§ **ITEMS**:
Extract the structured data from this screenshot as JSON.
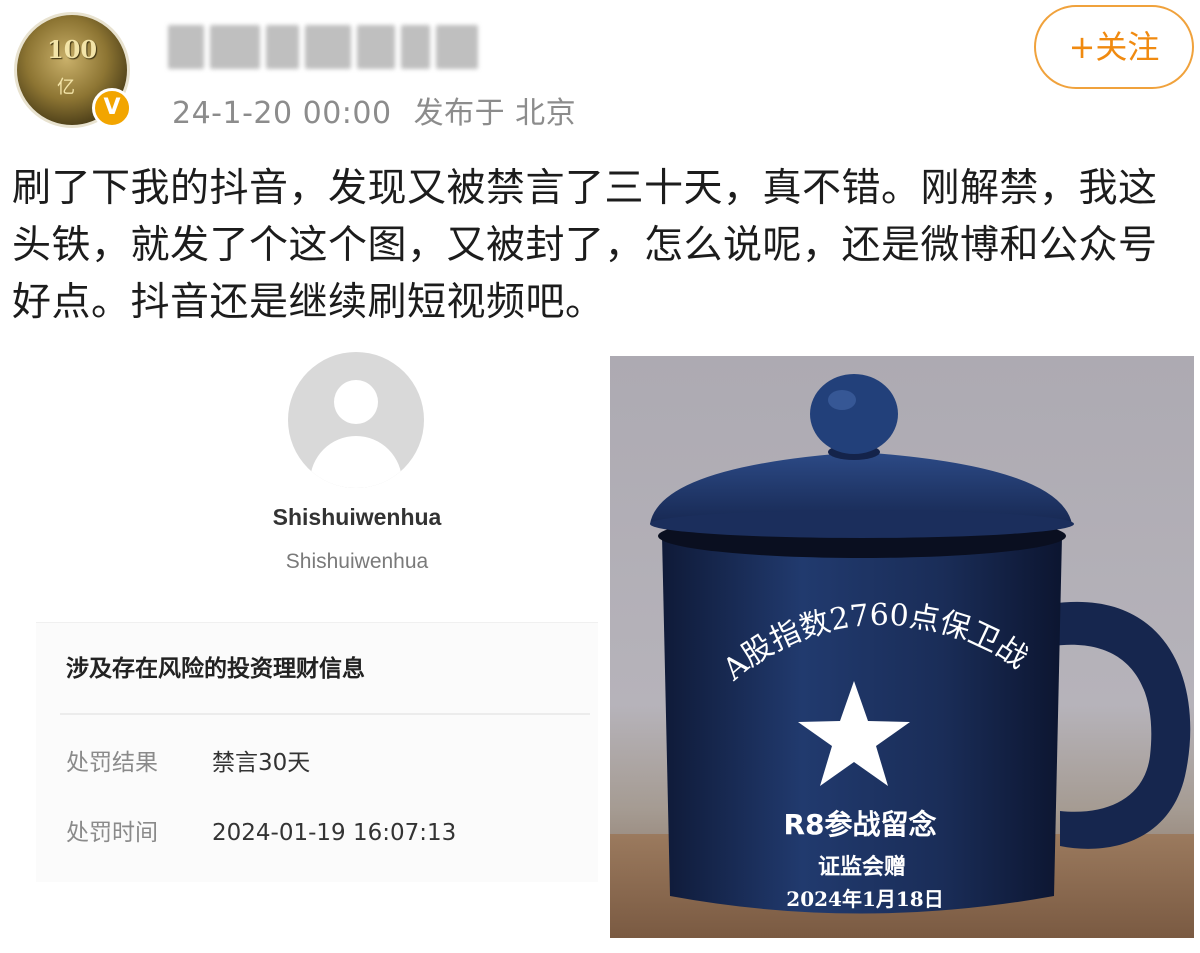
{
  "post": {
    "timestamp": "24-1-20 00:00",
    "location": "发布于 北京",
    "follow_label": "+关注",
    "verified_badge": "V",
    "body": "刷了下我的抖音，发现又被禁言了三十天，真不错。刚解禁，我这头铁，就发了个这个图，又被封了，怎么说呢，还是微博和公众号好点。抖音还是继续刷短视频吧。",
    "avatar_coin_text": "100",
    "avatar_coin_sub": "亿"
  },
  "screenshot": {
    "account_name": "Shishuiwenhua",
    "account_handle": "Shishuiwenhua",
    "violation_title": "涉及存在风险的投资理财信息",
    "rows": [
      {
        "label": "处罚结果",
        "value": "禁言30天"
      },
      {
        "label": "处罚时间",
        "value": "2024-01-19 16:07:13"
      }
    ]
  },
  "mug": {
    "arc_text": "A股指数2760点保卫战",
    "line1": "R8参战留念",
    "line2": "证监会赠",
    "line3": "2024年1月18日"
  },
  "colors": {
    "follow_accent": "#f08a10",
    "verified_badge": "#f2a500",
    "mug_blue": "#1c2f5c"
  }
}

§ **GIVEN TASK**: Copy out each record shown above without alteration, skipping any picture.

§ **THE OUTPUT**:
Extract the structured data from this screenshot as JSON.
{
  "post": {
    "timestamp": "24-1-20 00:00",
    "location": "发布于 北京",
    "follow_label": "+关注",
    "verified_badge": "V",
    "body": "刷了下我的抖音，发现又被禁言了三十天，真不错。刚解禁，我这头铁，就发了个这个图，又被封了，怎么说呢，还是微博和公众号好点。抖音还是继续刷短视频吧。",
    "avatar_coin_text": "100",
    "avatar_coin_sub": "亿"
  },
  "screenshot": {
    "account_name": "Shishuiwenhua",
    "account_handle": "Shishuiwenhua",
    "violation_title": "涉及存在风险的投资理财信息",
    "rows": [
      {
        "label": "处罚结果",
        "value": "禁言30天"
      },
      {
        "label": "处罚时间",
        "value": "2024-01-19 16:07:13"
      }
    ]
  },
  "mug": {
    "arc_text": "A股指数2760点保卫战",
    "line1": "R8参战留念",
    "line2": "证监会赠",
    "line3": "2024年1月18日"
  },
  "colors": {
    "follow_accent": "#f08a10",
    "verified_badge": "#f2a500",
    "mug_blue": "#1c2f5c"
  }
}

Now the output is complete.